## DATA LISTING:
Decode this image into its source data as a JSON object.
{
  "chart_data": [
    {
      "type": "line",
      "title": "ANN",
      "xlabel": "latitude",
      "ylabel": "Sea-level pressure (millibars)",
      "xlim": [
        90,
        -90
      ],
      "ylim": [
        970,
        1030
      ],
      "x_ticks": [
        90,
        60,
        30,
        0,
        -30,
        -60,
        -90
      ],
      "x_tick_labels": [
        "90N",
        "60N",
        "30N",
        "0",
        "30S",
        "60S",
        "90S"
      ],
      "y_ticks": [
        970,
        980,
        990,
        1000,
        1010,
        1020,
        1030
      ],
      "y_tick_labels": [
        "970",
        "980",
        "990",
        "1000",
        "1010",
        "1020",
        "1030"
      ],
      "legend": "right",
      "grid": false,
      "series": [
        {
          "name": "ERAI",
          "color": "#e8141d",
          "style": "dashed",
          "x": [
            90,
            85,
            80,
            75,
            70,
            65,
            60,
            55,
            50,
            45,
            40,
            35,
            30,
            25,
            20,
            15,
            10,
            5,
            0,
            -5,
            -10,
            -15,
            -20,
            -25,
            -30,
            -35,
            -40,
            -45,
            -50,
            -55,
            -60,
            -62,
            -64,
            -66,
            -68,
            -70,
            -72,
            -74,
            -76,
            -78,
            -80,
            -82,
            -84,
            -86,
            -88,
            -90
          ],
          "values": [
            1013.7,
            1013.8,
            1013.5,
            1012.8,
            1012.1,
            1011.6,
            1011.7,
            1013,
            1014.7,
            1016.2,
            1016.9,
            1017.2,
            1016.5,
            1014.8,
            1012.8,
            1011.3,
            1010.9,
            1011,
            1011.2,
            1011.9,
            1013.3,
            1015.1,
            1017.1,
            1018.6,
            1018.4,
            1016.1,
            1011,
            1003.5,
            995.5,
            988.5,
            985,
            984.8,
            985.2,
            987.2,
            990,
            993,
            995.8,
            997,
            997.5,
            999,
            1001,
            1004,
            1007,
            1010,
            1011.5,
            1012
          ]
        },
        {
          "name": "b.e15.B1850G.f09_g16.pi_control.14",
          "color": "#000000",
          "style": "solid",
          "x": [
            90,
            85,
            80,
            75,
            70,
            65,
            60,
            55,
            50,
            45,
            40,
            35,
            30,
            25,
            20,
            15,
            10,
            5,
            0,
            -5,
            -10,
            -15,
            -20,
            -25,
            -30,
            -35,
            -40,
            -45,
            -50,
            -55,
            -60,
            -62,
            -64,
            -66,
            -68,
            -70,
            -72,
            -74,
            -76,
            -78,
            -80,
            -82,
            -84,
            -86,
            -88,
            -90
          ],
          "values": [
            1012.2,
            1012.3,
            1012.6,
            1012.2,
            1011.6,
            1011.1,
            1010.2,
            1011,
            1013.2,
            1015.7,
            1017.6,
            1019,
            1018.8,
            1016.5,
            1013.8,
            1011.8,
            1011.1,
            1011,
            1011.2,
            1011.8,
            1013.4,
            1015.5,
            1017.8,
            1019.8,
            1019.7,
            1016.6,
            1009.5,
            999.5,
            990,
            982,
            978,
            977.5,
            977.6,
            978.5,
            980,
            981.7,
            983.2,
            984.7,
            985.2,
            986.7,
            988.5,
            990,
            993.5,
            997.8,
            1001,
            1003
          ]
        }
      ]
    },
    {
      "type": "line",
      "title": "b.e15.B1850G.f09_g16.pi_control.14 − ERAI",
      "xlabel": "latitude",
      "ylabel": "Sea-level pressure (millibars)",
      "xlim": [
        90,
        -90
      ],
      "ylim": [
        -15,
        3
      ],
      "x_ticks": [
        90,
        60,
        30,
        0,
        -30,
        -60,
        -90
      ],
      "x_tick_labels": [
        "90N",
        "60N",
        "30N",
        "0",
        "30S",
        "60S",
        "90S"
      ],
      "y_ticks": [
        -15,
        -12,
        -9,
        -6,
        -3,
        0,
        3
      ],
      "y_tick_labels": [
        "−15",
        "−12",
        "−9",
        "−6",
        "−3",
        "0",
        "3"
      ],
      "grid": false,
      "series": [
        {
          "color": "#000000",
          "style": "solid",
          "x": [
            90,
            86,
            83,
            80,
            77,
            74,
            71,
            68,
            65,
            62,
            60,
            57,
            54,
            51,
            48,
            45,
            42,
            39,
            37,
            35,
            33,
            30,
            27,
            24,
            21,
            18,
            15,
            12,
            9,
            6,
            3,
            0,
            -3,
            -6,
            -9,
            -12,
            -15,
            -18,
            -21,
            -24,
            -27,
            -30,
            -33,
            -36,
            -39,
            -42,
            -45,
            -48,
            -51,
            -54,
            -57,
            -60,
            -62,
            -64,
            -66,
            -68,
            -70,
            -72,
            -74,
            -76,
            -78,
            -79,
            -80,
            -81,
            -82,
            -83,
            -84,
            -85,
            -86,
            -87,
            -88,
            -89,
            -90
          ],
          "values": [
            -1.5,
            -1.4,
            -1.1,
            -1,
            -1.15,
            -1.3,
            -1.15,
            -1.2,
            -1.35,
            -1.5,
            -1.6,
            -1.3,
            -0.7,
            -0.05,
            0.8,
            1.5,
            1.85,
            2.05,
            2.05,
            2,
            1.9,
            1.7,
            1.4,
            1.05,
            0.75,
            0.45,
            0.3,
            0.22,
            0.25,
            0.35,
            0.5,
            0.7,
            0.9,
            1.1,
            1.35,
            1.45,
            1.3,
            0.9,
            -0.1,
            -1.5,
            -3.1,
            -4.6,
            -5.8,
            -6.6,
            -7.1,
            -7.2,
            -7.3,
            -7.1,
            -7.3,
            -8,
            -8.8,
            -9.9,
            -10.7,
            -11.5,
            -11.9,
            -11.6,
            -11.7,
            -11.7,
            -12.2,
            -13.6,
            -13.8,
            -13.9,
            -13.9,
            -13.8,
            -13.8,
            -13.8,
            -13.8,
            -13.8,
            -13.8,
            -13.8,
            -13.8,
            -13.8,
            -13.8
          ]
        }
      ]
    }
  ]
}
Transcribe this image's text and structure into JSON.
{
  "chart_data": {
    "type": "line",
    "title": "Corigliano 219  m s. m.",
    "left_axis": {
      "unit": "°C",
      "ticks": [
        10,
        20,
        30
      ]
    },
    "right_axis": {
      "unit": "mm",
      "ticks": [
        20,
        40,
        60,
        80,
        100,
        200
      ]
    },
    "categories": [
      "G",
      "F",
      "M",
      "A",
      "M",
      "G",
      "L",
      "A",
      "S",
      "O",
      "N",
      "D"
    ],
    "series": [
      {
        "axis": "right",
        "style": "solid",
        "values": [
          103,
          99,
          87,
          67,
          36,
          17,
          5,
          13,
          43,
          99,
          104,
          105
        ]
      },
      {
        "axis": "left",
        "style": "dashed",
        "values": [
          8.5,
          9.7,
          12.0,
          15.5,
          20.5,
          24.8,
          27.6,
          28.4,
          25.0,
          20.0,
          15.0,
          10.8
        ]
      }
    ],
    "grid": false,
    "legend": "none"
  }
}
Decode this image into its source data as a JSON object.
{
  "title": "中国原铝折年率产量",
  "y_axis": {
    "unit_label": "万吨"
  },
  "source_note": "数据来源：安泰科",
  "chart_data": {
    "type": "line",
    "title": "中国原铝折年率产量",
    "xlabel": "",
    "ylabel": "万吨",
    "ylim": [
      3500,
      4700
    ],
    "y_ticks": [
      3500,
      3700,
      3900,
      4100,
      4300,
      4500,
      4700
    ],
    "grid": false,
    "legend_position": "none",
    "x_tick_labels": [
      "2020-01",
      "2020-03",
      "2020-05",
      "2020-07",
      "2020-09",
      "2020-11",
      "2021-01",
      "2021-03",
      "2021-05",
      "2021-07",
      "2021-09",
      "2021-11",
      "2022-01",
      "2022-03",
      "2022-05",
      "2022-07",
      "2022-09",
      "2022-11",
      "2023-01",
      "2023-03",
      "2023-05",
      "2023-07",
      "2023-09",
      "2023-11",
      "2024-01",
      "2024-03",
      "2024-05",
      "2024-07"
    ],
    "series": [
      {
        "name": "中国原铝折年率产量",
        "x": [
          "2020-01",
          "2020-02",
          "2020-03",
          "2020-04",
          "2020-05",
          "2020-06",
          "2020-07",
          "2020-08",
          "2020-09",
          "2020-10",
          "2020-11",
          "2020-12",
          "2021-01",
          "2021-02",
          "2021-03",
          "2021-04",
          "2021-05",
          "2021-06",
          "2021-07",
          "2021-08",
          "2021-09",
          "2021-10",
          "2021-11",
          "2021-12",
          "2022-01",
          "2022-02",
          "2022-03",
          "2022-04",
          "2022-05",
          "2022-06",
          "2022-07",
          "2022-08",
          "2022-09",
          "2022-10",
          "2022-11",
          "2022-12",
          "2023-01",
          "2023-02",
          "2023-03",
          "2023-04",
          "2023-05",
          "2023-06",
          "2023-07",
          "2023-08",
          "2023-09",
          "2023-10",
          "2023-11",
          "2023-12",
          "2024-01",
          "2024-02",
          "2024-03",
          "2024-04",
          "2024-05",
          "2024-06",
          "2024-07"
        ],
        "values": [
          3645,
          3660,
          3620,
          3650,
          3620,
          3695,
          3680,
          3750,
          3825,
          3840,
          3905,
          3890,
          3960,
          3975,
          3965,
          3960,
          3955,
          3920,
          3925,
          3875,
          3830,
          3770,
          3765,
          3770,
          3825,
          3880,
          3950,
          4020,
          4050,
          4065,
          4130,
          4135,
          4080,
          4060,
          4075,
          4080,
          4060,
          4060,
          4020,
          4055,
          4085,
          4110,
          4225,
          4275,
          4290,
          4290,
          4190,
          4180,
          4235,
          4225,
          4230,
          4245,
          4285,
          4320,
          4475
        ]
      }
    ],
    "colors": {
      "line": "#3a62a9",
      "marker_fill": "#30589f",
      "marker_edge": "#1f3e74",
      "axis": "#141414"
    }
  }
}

## TASK PROMPT:
Find the lines holding "style" and list every one.

## ANSWER TO THE PROBLEM:
          "style": "dashed",
          "style": "solid",
          "style": "solid",
        "style": "solid",
        "style": "dashed",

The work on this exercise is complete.